*Exercise goal*.
Examine the records and identify each line that includes the string "Administration". Copy those lines.

*Data for processing*.
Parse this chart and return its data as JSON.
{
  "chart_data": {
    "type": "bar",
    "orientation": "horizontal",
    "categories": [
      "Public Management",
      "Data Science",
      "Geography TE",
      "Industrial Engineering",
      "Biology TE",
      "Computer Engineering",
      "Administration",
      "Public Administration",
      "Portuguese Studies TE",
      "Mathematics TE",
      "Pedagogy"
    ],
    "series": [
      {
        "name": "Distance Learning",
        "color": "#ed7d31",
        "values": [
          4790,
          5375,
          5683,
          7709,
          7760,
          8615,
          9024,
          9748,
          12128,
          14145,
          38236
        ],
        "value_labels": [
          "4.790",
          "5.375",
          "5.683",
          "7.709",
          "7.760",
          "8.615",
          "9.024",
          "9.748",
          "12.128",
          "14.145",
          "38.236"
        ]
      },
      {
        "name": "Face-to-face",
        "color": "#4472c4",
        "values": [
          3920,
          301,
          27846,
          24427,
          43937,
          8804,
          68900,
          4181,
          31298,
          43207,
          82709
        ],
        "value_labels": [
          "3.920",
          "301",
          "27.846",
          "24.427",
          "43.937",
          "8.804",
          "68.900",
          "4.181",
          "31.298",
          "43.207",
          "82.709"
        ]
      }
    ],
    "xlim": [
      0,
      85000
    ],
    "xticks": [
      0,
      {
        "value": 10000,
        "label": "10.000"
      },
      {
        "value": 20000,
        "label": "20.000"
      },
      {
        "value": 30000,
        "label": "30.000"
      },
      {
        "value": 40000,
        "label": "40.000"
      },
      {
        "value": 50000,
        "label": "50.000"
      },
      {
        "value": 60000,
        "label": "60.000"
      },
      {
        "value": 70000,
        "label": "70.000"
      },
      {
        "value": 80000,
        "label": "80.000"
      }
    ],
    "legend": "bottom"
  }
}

*Correct response*.
      "Administration",
      "Public Administration",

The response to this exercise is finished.